*Input data*.
/---

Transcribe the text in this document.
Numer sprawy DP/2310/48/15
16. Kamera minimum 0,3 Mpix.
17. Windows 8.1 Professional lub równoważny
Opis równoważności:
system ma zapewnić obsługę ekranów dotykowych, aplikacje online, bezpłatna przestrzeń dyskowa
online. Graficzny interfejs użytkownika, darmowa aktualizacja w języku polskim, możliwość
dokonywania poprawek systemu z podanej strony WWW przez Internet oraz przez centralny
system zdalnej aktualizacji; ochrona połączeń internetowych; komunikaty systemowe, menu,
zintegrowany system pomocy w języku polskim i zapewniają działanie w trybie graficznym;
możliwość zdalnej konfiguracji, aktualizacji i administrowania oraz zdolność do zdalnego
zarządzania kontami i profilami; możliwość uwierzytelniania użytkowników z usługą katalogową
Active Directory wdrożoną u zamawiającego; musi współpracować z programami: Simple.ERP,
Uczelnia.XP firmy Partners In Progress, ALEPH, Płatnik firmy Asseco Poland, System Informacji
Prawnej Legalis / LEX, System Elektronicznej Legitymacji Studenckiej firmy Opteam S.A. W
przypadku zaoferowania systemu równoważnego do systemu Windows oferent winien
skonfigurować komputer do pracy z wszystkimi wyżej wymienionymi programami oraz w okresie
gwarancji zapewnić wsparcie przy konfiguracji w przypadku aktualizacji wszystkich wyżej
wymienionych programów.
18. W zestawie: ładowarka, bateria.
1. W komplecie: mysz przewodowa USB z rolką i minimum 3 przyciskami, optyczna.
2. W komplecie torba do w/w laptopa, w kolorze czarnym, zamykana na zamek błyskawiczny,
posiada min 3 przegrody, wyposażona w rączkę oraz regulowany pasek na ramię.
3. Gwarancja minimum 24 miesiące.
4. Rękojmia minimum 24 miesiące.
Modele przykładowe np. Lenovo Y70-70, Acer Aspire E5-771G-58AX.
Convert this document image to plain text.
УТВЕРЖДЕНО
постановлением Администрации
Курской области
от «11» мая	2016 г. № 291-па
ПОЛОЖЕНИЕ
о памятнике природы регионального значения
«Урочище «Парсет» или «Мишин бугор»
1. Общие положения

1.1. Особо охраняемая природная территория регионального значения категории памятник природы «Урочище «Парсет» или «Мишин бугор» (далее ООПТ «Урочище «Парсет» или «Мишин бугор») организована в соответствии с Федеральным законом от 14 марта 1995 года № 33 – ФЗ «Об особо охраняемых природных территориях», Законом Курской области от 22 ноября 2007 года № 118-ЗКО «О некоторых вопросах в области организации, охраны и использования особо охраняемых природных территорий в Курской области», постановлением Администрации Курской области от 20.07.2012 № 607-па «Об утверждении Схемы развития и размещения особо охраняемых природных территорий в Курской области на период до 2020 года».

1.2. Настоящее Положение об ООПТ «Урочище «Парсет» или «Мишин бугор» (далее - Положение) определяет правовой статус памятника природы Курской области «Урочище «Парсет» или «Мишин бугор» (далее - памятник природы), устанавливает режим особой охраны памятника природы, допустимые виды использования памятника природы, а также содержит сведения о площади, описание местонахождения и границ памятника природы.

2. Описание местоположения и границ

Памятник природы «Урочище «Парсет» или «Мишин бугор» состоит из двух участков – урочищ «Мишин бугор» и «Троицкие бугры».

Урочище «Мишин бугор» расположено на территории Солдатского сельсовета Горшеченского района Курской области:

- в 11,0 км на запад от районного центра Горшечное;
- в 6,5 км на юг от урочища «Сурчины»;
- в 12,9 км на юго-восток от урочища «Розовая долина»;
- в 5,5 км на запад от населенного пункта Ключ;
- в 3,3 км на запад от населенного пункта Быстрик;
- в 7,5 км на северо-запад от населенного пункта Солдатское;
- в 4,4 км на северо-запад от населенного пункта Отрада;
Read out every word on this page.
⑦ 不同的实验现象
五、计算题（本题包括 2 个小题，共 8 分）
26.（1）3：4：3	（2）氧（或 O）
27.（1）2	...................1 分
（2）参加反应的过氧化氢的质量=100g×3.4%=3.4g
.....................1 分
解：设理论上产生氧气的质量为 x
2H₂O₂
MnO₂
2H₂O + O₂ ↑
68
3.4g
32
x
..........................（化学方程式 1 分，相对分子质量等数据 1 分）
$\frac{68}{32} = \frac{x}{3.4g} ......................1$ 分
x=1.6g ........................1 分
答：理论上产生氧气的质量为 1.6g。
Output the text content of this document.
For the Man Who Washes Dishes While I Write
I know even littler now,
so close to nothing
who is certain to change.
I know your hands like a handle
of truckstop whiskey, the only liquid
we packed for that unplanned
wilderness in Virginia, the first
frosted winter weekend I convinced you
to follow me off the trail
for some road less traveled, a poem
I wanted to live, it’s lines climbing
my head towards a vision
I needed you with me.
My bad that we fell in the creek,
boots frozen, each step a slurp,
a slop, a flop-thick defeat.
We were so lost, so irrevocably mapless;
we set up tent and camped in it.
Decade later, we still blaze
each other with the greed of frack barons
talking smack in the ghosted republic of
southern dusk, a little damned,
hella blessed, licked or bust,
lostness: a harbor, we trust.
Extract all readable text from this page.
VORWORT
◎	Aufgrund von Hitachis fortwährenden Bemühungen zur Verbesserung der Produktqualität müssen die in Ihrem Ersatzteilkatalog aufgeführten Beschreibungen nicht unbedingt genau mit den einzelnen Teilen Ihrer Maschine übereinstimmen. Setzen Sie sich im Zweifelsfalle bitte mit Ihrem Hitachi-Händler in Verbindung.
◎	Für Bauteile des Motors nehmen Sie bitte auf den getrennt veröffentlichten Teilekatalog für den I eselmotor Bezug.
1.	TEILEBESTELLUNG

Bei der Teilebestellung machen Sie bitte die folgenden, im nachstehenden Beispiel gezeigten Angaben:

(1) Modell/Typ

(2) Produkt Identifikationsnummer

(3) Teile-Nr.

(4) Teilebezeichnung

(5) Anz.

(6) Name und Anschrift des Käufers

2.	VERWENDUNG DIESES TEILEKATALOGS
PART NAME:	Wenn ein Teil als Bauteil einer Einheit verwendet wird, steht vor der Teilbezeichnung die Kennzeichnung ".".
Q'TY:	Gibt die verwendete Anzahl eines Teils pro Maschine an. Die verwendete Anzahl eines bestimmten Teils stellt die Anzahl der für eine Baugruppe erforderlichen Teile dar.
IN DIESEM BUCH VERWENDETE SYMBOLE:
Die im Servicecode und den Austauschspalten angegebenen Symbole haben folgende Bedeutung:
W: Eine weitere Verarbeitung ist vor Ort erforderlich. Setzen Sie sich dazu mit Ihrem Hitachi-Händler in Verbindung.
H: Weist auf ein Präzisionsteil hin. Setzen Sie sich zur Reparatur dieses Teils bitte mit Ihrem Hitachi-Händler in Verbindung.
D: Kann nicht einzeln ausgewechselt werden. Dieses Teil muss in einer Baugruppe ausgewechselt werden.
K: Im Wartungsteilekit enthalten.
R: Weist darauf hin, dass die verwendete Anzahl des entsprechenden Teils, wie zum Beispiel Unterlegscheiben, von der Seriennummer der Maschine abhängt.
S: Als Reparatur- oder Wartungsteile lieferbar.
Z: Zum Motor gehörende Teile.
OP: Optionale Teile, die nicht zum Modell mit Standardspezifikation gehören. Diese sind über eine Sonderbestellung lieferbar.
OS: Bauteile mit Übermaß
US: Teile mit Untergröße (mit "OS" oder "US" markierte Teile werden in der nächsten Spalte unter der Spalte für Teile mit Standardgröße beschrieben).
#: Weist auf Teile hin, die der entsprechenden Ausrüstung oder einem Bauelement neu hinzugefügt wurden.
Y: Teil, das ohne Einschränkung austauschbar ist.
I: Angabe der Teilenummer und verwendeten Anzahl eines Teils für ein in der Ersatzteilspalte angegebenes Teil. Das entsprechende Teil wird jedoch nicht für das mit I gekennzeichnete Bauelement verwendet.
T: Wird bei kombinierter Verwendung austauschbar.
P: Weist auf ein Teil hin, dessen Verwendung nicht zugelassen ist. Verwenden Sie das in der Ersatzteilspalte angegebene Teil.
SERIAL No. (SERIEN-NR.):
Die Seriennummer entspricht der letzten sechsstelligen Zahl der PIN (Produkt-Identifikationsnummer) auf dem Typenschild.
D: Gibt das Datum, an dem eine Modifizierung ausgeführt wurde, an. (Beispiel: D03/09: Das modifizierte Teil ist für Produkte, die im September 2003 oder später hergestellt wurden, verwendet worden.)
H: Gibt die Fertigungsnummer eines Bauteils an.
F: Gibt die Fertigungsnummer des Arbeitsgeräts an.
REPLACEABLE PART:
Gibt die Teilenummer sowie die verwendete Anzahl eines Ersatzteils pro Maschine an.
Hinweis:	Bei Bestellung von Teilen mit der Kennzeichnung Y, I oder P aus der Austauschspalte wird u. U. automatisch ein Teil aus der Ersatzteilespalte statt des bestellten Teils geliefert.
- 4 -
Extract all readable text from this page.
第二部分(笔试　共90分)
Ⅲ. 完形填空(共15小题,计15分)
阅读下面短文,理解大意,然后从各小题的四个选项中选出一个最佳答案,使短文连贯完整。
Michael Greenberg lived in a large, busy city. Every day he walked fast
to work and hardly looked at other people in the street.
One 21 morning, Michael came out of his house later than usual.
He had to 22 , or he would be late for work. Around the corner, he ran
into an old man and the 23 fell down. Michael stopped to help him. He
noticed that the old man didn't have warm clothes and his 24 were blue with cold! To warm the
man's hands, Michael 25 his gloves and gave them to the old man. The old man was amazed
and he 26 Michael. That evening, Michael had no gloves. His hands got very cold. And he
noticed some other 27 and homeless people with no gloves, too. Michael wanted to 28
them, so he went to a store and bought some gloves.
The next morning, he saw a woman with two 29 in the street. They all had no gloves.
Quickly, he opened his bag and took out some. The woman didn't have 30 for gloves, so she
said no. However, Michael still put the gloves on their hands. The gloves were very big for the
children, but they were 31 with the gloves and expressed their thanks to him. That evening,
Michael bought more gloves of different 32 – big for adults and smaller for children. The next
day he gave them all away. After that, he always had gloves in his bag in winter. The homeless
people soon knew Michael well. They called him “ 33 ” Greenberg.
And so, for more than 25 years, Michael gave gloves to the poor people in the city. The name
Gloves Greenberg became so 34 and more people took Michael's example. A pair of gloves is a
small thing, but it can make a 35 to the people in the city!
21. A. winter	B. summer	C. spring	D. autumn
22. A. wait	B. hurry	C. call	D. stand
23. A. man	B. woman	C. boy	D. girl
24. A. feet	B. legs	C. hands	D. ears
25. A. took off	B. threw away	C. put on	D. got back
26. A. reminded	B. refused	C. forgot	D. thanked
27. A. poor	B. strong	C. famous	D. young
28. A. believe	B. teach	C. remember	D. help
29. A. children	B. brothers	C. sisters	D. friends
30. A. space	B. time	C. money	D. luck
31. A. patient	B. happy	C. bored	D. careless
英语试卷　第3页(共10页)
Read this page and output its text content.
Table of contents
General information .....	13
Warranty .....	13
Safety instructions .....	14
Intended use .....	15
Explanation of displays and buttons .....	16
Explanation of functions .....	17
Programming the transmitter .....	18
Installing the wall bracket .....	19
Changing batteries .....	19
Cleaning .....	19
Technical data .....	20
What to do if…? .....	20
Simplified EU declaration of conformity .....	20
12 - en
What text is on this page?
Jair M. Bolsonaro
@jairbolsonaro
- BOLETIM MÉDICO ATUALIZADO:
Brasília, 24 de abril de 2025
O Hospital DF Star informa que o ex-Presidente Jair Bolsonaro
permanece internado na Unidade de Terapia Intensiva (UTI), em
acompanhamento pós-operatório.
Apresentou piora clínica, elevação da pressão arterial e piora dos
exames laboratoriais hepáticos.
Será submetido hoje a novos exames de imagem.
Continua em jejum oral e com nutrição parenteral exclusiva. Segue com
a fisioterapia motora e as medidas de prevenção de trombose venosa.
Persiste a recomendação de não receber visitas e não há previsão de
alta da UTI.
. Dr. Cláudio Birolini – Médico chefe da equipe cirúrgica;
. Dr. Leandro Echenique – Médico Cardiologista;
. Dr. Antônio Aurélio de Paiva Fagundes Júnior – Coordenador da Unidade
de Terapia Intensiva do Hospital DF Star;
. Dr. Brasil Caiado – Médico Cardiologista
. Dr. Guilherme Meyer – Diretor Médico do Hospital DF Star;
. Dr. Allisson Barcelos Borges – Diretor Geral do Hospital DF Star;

\---

*What the exercise asks*.
Look through the material above and work out how many of its lines contain "gave". State the number only.

*Final answer*.
3